SHORT TASK:
In the listing below, pick out lines with "venni".

GIVEN INFORMATION:
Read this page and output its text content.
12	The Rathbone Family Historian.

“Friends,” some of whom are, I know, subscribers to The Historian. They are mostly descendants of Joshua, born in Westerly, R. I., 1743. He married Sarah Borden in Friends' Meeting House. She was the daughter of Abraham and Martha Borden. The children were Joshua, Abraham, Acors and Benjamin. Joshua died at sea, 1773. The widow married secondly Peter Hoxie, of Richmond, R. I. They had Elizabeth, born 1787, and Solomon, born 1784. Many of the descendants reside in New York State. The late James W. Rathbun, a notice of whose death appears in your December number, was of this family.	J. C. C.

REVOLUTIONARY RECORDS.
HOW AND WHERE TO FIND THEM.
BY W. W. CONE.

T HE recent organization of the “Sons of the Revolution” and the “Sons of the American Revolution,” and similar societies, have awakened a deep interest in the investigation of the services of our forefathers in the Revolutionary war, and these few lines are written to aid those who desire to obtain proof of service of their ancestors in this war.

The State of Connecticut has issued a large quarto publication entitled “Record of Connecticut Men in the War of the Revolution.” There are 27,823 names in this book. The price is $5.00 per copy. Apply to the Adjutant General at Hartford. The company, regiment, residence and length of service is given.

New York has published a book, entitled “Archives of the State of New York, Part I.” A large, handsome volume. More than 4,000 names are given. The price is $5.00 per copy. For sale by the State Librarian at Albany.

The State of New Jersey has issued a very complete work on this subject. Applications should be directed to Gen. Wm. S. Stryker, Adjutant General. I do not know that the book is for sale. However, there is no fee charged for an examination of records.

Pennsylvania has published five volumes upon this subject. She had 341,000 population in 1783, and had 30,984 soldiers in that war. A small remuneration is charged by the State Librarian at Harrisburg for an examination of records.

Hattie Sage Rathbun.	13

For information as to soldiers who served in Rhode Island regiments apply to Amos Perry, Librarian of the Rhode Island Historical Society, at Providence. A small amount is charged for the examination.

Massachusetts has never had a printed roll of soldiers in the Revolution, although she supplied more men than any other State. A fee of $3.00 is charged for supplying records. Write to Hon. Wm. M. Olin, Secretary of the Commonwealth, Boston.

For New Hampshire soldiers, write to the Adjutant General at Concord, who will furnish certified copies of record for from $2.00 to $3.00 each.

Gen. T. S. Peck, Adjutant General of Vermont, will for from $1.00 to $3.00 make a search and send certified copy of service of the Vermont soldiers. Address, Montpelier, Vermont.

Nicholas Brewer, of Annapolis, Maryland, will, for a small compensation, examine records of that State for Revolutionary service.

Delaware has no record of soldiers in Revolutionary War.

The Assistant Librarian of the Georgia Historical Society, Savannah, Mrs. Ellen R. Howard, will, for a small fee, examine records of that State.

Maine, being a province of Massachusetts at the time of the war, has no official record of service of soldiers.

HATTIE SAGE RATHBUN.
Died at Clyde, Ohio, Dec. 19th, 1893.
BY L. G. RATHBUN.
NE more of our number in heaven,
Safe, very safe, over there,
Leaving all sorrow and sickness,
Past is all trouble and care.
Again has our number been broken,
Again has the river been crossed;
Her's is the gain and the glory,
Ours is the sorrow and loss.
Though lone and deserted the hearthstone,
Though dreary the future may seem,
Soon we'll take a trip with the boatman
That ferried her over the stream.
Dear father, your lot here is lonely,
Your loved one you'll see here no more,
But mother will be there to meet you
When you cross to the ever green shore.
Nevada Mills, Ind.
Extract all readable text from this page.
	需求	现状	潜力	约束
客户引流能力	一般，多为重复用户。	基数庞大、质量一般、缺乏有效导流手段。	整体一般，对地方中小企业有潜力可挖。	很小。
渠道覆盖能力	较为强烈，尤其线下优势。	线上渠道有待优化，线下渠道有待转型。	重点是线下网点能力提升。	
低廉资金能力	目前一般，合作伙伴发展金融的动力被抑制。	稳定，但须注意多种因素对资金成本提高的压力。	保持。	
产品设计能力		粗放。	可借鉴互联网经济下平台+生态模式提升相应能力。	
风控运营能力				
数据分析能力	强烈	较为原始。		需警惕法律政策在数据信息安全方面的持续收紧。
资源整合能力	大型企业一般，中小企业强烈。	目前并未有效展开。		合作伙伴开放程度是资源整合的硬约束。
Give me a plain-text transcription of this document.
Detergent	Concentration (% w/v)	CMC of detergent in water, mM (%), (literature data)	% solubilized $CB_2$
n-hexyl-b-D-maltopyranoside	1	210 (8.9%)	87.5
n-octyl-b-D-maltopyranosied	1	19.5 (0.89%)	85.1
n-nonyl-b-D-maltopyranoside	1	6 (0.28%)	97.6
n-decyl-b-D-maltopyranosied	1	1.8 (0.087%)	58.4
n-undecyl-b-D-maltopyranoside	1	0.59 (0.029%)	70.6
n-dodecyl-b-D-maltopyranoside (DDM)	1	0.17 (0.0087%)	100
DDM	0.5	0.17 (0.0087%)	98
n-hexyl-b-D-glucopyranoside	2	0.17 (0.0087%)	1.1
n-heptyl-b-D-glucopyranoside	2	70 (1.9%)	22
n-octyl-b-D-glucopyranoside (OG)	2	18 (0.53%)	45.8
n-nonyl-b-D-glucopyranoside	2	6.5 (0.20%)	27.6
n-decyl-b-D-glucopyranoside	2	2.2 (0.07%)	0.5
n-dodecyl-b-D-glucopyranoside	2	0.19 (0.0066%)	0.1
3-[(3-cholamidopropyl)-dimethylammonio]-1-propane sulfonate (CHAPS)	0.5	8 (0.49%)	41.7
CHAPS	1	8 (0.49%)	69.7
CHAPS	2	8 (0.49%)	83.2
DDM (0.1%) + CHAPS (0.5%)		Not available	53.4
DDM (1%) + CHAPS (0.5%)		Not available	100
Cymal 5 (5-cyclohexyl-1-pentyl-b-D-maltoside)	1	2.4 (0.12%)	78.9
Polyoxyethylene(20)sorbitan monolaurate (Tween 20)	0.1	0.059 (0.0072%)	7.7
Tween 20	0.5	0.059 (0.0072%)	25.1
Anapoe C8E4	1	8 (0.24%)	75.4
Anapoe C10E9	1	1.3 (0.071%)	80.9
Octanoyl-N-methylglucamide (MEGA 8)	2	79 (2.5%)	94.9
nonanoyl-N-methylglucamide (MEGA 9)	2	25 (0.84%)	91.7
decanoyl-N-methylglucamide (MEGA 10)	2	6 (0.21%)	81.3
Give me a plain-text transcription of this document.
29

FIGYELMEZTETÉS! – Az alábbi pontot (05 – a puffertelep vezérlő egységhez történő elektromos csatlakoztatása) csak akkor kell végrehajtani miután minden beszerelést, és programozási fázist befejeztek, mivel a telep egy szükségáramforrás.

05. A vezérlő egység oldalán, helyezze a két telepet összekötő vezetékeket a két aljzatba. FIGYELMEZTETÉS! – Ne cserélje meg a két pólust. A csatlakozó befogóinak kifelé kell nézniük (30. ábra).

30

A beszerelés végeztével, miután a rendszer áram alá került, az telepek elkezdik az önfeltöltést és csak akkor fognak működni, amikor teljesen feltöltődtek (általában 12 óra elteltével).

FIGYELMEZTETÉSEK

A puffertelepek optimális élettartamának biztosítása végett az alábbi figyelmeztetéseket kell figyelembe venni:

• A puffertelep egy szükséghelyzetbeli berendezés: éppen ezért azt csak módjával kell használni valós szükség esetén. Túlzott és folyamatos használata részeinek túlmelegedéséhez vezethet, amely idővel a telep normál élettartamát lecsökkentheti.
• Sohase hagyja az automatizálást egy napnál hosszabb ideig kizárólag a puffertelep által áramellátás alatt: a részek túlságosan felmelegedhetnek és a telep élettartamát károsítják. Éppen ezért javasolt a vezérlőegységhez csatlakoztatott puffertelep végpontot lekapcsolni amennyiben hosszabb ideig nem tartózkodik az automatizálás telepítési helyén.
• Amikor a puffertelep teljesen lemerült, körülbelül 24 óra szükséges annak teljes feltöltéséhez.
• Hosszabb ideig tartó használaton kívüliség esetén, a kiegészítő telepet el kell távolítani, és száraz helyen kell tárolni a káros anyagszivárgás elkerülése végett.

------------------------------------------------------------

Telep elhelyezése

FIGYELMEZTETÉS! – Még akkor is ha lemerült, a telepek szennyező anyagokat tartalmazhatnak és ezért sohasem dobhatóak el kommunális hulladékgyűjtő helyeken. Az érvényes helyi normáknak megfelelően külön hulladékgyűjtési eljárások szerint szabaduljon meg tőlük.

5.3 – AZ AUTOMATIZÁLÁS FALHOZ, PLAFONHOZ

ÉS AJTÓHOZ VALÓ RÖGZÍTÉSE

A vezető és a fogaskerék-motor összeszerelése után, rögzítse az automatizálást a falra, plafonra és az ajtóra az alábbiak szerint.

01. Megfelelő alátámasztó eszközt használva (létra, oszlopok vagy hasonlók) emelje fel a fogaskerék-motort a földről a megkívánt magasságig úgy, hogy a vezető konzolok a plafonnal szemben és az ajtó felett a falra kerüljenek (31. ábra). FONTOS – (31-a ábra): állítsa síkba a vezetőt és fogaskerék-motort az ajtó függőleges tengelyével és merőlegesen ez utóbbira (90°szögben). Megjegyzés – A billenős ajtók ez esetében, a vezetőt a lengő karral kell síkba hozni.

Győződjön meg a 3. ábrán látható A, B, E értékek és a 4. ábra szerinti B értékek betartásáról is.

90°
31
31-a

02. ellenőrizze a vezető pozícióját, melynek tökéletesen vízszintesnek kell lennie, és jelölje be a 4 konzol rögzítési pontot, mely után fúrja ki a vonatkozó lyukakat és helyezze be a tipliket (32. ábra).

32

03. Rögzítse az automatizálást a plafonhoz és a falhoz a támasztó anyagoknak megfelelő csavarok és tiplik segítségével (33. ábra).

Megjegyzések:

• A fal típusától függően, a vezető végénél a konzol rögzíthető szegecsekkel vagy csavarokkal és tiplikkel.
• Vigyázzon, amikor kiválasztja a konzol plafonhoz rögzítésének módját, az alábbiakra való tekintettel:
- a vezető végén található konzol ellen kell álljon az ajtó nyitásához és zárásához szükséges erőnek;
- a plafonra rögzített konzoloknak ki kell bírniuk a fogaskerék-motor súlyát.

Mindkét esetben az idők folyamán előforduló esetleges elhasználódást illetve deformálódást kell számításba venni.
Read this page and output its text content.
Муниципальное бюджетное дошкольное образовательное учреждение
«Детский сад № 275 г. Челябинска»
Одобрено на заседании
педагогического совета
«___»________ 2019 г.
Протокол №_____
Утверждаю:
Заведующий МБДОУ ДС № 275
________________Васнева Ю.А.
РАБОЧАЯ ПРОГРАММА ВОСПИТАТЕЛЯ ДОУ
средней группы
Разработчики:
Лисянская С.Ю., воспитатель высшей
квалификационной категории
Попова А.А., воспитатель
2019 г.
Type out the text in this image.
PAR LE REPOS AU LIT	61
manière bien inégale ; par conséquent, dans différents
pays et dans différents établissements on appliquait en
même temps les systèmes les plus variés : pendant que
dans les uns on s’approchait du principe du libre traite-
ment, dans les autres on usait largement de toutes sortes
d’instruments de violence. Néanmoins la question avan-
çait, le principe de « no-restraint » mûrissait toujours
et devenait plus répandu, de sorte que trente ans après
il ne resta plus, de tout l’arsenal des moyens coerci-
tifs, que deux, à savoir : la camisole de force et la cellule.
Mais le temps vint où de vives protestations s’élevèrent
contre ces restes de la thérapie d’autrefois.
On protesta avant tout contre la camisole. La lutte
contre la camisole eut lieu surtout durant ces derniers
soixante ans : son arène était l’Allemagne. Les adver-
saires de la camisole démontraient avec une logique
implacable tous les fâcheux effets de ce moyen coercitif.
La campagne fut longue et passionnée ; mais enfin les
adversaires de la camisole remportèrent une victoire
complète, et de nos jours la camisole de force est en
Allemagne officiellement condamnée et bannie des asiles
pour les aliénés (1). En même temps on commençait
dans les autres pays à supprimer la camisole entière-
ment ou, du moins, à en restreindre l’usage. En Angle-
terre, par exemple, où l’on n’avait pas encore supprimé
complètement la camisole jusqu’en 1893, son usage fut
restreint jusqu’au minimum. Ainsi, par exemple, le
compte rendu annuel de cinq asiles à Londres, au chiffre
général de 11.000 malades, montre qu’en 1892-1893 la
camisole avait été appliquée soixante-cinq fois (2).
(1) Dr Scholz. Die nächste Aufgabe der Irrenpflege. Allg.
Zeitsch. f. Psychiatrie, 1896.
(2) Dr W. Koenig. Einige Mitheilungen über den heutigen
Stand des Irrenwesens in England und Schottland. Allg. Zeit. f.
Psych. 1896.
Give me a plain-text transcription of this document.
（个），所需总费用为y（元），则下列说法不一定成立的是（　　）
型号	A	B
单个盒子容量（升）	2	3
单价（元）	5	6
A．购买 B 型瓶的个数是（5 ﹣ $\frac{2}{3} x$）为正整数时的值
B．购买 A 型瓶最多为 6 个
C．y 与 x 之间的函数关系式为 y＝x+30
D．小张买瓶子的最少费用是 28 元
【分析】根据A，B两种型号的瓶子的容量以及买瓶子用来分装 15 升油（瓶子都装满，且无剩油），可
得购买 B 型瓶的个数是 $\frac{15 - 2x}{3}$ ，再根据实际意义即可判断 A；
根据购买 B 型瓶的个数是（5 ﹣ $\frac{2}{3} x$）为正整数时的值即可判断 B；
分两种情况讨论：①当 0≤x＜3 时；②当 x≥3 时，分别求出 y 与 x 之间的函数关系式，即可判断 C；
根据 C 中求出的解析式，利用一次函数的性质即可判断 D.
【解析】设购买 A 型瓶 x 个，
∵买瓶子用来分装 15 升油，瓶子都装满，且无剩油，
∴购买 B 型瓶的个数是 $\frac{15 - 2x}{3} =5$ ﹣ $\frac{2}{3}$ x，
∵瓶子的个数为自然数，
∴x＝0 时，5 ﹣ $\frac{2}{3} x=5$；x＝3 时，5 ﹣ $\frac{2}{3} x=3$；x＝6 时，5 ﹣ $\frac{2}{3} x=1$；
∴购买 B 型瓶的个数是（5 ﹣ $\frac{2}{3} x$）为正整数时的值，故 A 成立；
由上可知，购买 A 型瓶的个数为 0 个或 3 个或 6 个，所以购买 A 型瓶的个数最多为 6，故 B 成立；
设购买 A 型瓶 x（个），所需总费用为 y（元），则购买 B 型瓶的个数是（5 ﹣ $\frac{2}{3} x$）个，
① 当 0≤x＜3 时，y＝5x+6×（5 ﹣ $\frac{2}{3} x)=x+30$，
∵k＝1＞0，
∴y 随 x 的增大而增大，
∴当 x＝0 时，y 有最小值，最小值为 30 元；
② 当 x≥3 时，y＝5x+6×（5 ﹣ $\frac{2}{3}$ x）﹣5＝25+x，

OUTPUT:
A puffertelepek optimális élettartamának biztosítása végett az alábbi figyelmeztetéseket kell figyelembe venni:
Mindkét esetben az idők folyamán előforduló esetleges elhasználódást illetve deformálódást kell számításba venni.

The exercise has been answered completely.